• **WHAT YOU WILL DO**
Convert these lines into a numbered list, omitting any blank lines.

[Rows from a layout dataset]

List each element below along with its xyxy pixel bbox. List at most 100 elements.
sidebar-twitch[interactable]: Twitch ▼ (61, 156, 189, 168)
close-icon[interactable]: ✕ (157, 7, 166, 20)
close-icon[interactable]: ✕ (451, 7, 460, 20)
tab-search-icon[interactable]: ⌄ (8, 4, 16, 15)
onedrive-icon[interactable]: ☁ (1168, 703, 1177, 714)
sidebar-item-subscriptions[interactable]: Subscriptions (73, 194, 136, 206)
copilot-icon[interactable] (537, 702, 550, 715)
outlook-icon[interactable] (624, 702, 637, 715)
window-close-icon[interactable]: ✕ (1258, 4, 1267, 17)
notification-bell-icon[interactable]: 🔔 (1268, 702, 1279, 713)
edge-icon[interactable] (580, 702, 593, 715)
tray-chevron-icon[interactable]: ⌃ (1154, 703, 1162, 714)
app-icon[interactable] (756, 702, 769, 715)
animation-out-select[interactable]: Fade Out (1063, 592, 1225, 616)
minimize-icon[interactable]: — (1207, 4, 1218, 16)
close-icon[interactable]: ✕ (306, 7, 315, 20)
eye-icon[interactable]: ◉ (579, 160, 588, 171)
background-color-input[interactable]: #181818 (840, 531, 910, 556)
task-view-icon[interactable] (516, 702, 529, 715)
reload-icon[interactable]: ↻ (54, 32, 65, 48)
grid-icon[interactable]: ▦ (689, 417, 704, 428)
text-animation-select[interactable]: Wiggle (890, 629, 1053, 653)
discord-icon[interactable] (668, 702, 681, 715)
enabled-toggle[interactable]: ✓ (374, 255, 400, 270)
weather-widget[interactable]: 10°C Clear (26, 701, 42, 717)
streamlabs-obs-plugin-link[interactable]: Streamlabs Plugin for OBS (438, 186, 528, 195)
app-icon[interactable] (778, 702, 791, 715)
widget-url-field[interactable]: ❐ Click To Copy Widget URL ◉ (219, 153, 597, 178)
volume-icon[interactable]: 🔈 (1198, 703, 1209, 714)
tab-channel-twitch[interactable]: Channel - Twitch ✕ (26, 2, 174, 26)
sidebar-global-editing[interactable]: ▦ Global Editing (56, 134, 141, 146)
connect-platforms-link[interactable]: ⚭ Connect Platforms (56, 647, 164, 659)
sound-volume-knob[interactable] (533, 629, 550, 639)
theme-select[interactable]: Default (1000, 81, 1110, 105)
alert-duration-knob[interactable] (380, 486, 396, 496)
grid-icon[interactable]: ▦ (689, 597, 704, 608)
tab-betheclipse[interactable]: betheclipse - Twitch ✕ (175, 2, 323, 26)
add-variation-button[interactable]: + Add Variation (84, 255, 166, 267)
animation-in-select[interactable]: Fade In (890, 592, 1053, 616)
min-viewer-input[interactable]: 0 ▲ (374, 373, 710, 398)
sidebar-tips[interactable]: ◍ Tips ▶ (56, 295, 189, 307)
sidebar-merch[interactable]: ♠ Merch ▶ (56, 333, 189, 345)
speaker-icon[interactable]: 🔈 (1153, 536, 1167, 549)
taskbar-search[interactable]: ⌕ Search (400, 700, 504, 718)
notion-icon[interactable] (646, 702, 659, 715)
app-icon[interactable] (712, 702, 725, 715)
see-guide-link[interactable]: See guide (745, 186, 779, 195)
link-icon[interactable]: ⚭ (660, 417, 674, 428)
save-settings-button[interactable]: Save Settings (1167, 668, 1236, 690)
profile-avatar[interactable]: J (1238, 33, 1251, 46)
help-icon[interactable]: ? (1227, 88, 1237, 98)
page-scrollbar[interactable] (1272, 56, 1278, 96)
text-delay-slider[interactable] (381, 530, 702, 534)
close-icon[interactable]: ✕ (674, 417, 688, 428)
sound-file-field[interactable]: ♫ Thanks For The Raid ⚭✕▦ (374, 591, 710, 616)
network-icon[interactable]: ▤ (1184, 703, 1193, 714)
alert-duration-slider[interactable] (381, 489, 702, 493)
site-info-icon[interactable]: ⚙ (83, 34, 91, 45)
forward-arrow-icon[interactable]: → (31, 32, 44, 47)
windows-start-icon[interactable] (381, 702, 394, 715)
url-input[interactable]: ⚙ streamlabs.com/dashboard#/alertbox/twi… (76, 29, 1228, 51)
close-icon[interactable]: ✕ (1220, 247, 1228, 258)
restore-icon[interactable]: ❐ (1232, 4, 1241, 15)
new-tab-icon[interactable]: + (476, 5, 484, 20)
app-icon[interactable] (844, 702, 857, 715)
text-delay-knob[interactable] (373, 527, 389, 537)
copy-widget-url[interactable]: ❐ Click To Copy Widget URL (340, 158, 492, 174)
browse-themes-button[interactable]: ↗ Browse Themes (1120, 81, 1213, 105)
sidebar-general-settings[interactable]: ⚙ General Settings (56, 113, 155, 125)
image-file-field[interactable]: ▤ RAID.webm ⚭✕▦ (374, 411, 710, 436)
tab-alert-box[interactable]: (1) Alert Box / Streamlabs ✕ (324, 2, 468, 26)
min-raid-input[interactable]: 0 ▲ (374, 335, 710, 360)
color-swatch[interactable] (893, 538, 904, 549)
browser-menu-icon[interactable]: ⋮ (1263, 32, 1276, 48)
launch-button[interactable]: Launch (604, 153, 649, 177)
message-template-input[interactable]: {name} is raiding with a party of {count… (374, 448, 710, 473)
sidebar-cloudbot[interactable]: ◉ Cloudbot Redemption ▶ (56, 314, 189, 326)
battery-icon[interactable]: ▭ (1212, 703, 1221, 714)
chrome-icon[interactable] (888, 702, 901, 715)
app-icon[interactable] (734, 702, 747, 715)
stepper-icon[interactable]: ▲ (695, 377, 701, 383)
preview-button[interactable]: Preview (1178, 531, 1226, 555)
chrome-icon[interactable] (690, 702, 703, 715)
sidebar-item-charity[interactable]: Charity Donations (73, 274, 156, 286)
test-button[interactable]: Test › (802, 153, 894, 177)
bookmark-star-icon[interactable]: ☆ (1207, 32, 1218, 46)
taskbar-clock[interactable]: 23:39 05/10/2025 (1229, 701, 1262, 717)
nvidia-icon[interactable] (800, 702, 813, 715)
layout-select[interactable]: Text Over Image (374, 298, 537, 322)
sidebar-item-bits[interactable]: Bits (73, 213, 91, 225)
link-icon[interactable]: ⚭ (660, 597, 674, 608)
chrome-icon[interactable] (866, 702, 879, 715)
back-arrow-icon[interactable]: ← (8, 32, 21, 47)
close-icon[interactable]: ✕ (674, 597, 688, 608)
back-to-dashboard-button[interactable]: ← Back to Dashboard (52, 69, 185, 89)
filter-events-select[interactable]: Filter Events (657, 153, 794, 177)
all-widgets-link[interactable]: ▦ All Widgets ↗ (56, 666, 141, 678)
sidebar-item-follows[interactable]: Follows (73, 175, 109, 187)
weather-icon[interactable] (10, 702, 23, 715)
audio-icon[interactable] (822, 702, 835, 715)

• **RESPONSE TO THE EXERCISE**
1. List each element below along with its xyxy pixel bbox. List at most 100 elements.
2. sidebar-twitch[interactable]: Twitch ▼ (61, 156, 189, 168)
3. close-icon[interactable]: ✕ (157, 7, 166, 20)
4. close-icon[interactable]: ✕ (451, 7, 460, 20)
5. tab-search-icon[interactable]: ⌄ (8, 4, 16, 15)
6. onedrive-icon[interactable]: ☁ (1168, 703, 1177, 714)
7. sidebar-item-subscriptions[interactable]: Subscriptions (73, 194, 136, 206)
8. copilot-icon[interactable] (537, 702, 550, 715)
9. outlook-icon[interactable] (624, 702, 637, 715)
10. window-close-icon[interactable]: ✕ (1258, 4, 1267, 17)
11. notification-bell-icon[interactable]: 🔔 (1268, 702, 1279, 713)
12. edge-icon[interactable] (580, 702, 593, 715)
13. tray-chevron-icon[interactable]: ⌃ (1154, 703, 1162, 714)
14. app-icon[interactable] (756, 702, 769, 715)
15. animation-out-select[interactable]: Fade Out (1063, 592, 1225, 616)
16. minimize-icon[interactable]: — (1207, 4, 1218, 16)
17. close-icon[interactable]: ✕ (306, 7, 315, 20)
18. eye-icon[interactable]: ◉ (579, 160, 588, 171)
19. background-color-input[interactable]: #181818 (840, 531, 910, 556)
20. task-view-icon[interactable] (516, 702, 529, 715)
21. reload-icon[interactable]: ↻ (54, 32, 65, 48)
22. grid-icon[interactable]: ▦ (689, 417, 704, 428)
23. text-animation-select[interactable]: Wiggle (890, 629, 1053, 653)
24. discord-icon[interactable] (668, 702, 681, 715)
25. enabled-toggle[interactable]: ✓ (374, 255, 400, 270)
26. weather-widget[interactable]: 10°C Clear (26, 701, 42, 717)
27. streamlabs-obs-plugin-link[interactable]: Streamlabs Plugin for OBS (438, 186, 528, 195)
28. app-icon[interactable] (778, 702, 791, 715)
29. widget-url-field[interactable]: ❐ Click To Copy Widget URL ◉ (219, 153, 597, 178)
30. volume-icon[interactable]: 🔈 (1198, 703, 1209, 714)
31. tab-channel-twitch[interactable]: Channel - Twitch ✕ (26, 2, 174, 26)
32. sidebar-global-editing[interactable]: ▦ Global Editing (56, 134, 141, 146)
33. connect-platforms-link[interactable]: ⚭ Connect Platforms (56, 647, 164, 659)
34. sound-volume-knob[interactable] (533, 629, 550, 639)
35. theme-select[interactable]: Default (1000, 81, 1110, 105)
36. alert-duration-knob[interactable] (380, 486, 396, 496)
37. grid-icon[interactable]: ▦ (689, 597, 704, 608)
38. tab-betheclipse[interactable]: betheclipse - Twitch ✕ (175, 2, 323, 26)
39. add-variation-button[interactable]: + Add Variation (84, 255, 166, 267)
40. animation-in-select[interactable]: Fade In (890, 592, 1053, 616)
41. min-viewer-input[interactable]: 0 ▲ (374, 373, 710, 398)
42. sidebar-tips[interactable]: ◍ Tips ▶ (56, 295, 189, 307)
43. sidebar-merch[interactable]: ♠ Merch ▶ (56, 333, 189, 345)
44. speaker-icon[interactable]: 🔈 (1153, 536, 1167, 549)
45. taskbar-search[interactable]: ⌕ Search (400, 700, 504, 718)
46. notion-icon[interactable] (646, 702, 659, 715)
47. app-icon[interactable] (712, 702, 725, 715)
48. see-guide-link[interactable]: See guide (745, 186, 779, 195)
49. link-icon[interactable]: ⚭ (660, 417, 674, 428)
50. save-settings-button[interactable]: Save Settings (1167, 668, 1236, 690)
51. profile-avatar[interactable]: J (1238, 33, 1251, 46)
52. help-icon[interactable]: ? (1227, 88, 1237, 98)
53. page-scrollbar[interactable] (1272, 56, 1278, 96)
54. text-delay-slider[interactable] (381, 530, 702, 534)
55. close-icon[interactable]: ✕ (674, 417, 688, 428)
56. sound-file-field[interactable]: ♫ Thanks For The Raid ⚭✕▦ (374, 591, 710, 616)
57. network-icon[interactable]: ▤ (1184, 703, 1193, 714)
58. alert-duration-slider[interactable] (381, 489, 702, 493)
59. site-info-icon[interactable]: ⚙ (83, 34, 91, 45)
60. forward-arrow-icon[interactable]: → (31, 32, 44, 47)
61. windows-start-icon[interactable] (381, 702, 394, 715)
62. url-input[interactable]: ⚙ streamlabs.com/dashboard#/alertbox/twi… (76, 29, 1228, 51)
63. close-icon[interactable]: ✕ (1220, 247, 1228, 258)
64. restore-icon[interactable]: ❐ (1232, 4, 1241, 15)
65. new-tab-icon[interactable]: + (476, 5, 484, 20)
66. app-icon[interactable] (844, 702, 857, 715)
67. text-delay-knob[interactable] (373, 527, 389, 537)
68. copy-widget-url[interactable]: ❐ Click To Copy Widget URL (340, 158, 492, 174)
69. browse-themes-button[interactable]: ↗ Browse Themes (1120, 81, 1213, 105)
70. sidebar-general-settings[interactable]: ⚙ General Settings (56, 113, 155, 125)
71. image-file-field[interactable]: ▤ RAID.webm ⚭✕▦ (374, 411, 710, 436)
72. tab-alert-box[interactable]: (1) Alert Box / Streamlabs ✕ (324, 2, 468, 26)
73. min-raid-input[interactable]: 0 ▲ (374, 335, 710, 360)
74. color-swatch[interactable] (893, 538, 904, 549)
75. browser-menu-icon[interactable]: ⋮ (1263, 32, 1276, 48)
76. launch-button[interactable]: Launch (604, 153, 649, 177)
77. message-template-input[interactable]: {name} is raiding with a party of {count… (374, 448, 710, 473)
78. sidebar-cloudbot[interactable]: ◉ Cloudbot Redemption ▶ (56, 314, 189, 326)
79. battery-icon[interactable]: ▭ (1212, 703, 1221, 714)
80. chrome-icon[interactable] (888, 702, 901, 715)
81. app-icon[interactable] (734, 702, 747, 715)
82. stepper-icon[interactable]: ▲ (695, 377, 701, 383)
83. preview-button[interactable]: Preview (1178, 531, 1226, 555)
84. chrome-icon[interactable] (690, 702, 703, 715)
85. sidebar-item-charity[interactable]: Charity Donations (73, 274, 156, 286)
86. test-button[interactable]: Test › (802, 153, 894, 177)
87. bookmark-star-icon[interactable]: ☆ (1207, 32, 1218, 46)
88. taskbar-clock[interactable]: 23:39 05/10/2025 (1229, 701, 1262, 717)
89. nvidia-icon[interactable] (800, 702, 813, 715)
90. layout-select[interactable]: Text Over Image (374, 298, 537, 322)
91. sidebar-item-bits[interactable]: Bits (73, 213, 91, 225)
92. link-icon[interactable]: ⚭ (660, 597, 674, 608)
93. chrome-icon[interactable] (866, 702, 879, 715)
94. back-arrow-icon[interactable]: ← (8, 32, 21, 47)
95. close-icon[interactable]: ✕ (674, 597, 688, 608)
96. back-to-dashboard-button[interactable]: ← Back to Dashboard (52, 69, 185, 89)
97. filter-events-select[interactable]: Filter Events (657, 153, 794, 177)
98. all-widgets-link[interactable]: ▦ All Widgets ↗ (56, 666, 141, 678)
99. sidebar-item-follows[interactable]: Follows (73, 175, 109, 187)
100. weather-icon[interactable] (10, 702, 23, 715)
101. audio-icon[interactable] (822, 702, 835, 715)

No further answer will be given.